# Mid-Michigan Ice Fishing Lake



## ackerm61 (Jan 3, 2010)

I've been a long time reader here but this is my first time posting.

Can anyone suggest a good lake or two in the mid-michigan area to try ice fishing? I'm near Lansing, and have tried a few of the lakes around here but never have much luck in the area.

I'm really looking to find a lake in the area so I don't have to travel real far North every time I want to have a decent catch.

Any suggestions would be greatly appreciated!!!


----------



## me223656 (Dec 20, 2009)

well right now all the lakes are pretty slow anyway with the full moon cycle and the barameter so high. Most people arent gonna want to tell you there fishing spots anyway hahaha


----------



## sfw1960 (Apr 7, 2002)

Welcome aboard!
Not everybody here is stingy with fishing information - I do most of my reports & exchanges via PM (private message).
The good guys here are always helpful , don't mind the smart alecs.
Pleas fill out your profile with some personal details - you'll be able to meet great folks in a similar age group & like minds for what you seek.

I'm in White Cloud - but I might be able to recommend some guys to help you!!
Robert


----------



## hooch2a23 (Jan 27, 2008)

I too fish the Lansing area. I would be happy to share info. Just pm me and I'll point you in the right direction (no guarantees of course!):lol:


----------



## sfw1960 (Apr 7, 2002)

- Dataset section
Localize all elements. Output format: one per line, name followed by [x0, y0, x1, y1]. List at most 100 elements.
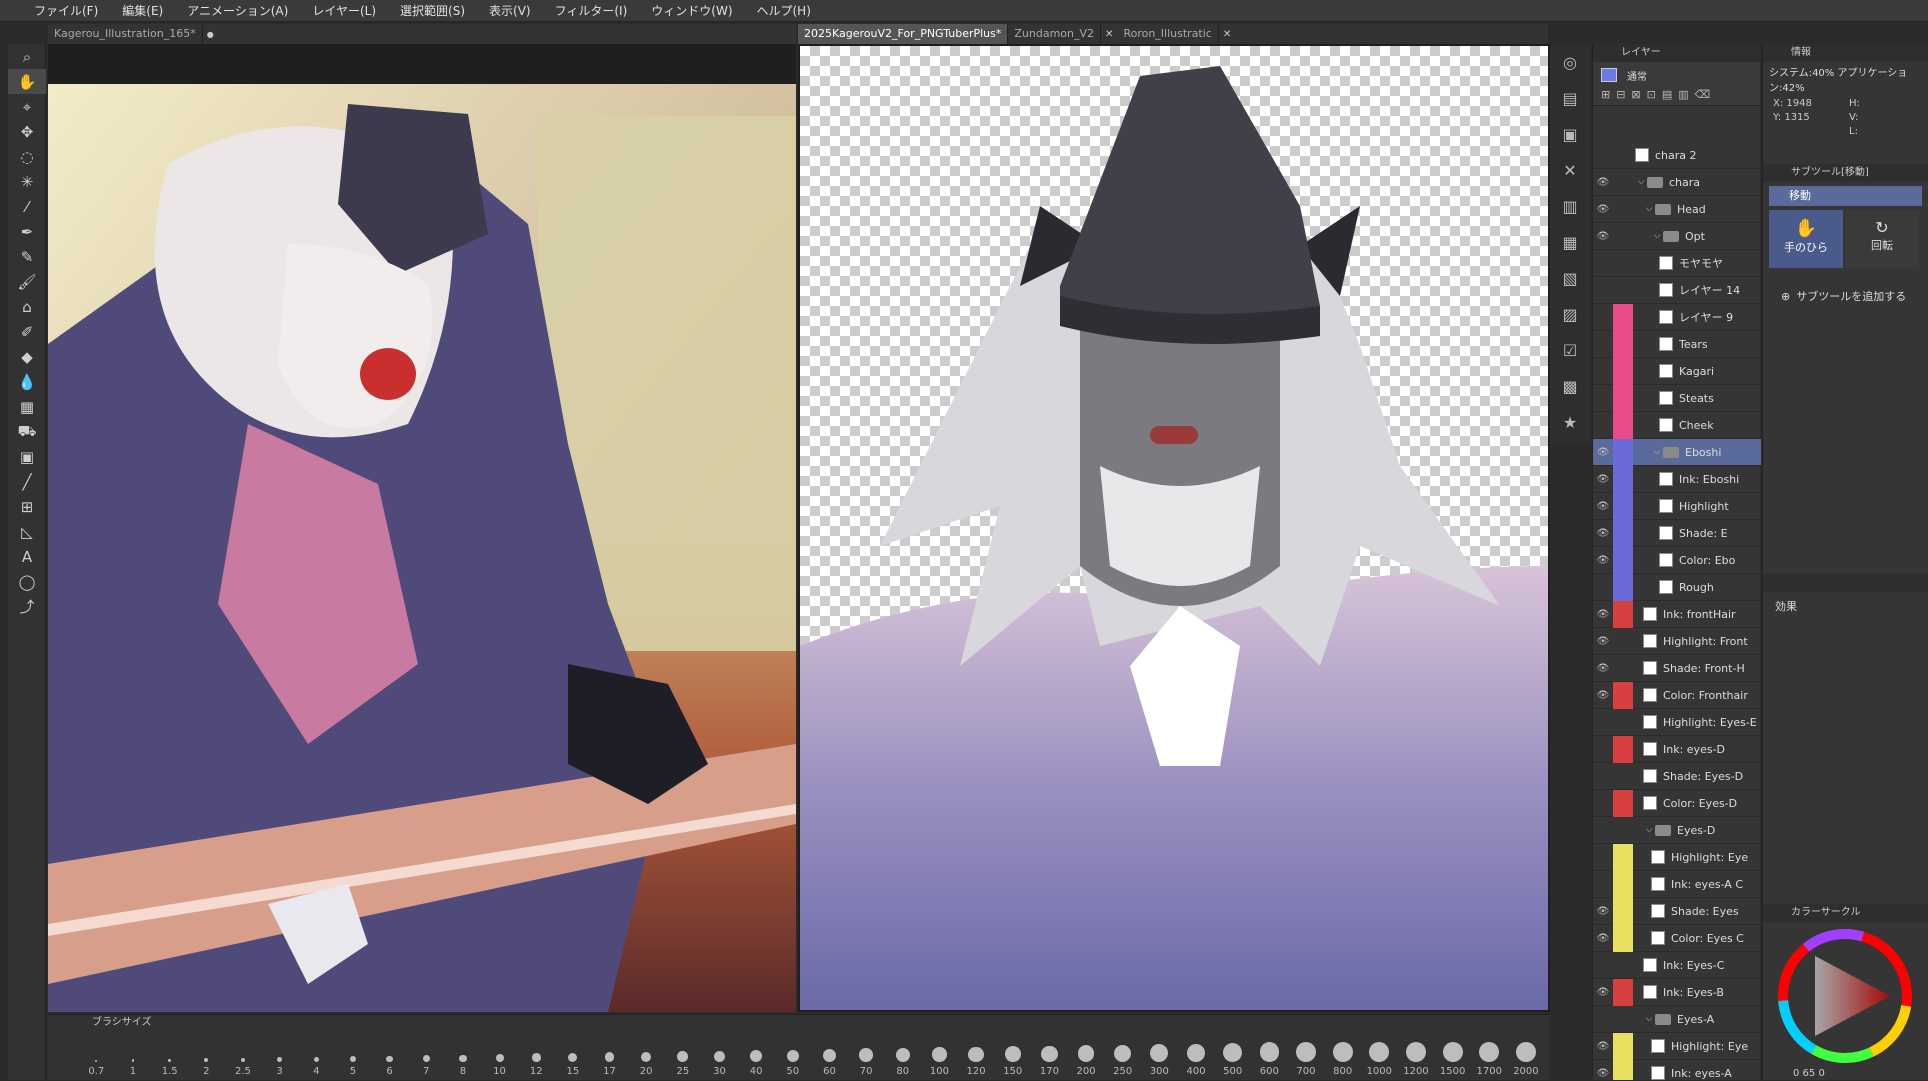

- Complete the following
(a) In the ice fishing thread, reproduce the passage that begins at the words "## ackerm61 (Jan" and stops after "be greatly appreciated!!!", swapping "Lansing" for "Flint".
(b) Pick up the forum thread on ice fishing lakes in mid-Michigan after its final line and keep it going.

- Task-by-task answers
(a)
## ackerm61 (Jan 3, 2010)

I've been a long time reader here but this is my first time posting.

Can anyone suggest a good lake or two in the mid-michigan area to try ice fishing? I'm near Flint, and have tried a few of the lakes around here but never have much luck in the area.

I'm really looking to find a lake in the area so I don't have to travel real far North every time I want to have a decent catch.

Any suggestions would be greatly appreciated!!!

(b)
hooch2a23 said:


> .... (no guarantees of course!):lol:


That's fishin' !!!!

Thanks for steppin' up man!!!


----------



## Worm Dunker (Sep 11, 2000)

If your in Lansing stop in to Grand River Bait and Tackle. Old Wayne will help you out. If you don't mind small pike Lake Lansing(out in front of the old amusement park) with tips ups can keep you busy.


----------



## fishing>women (Oct 25, 2009)

Take a look at google earth satellite imagery of the area you want to fish. I have found numerous lakes this way. Only problem is that you wont know what you can catch till you fish it.


----------



## gumball billy (Jan 30, 2006)

pm me and I will give you some places to fish


----------



## jbmuzzy (May 21, 2009)

great tip...thanks


----------



## leadbelly (Dec 29, 2010)

Try saubee lake public hunting erea.Take w saint joseph st. west out of lansing about 20 or so miles and it runs right into the lake.4 lakes to choose from if you dont mind walking.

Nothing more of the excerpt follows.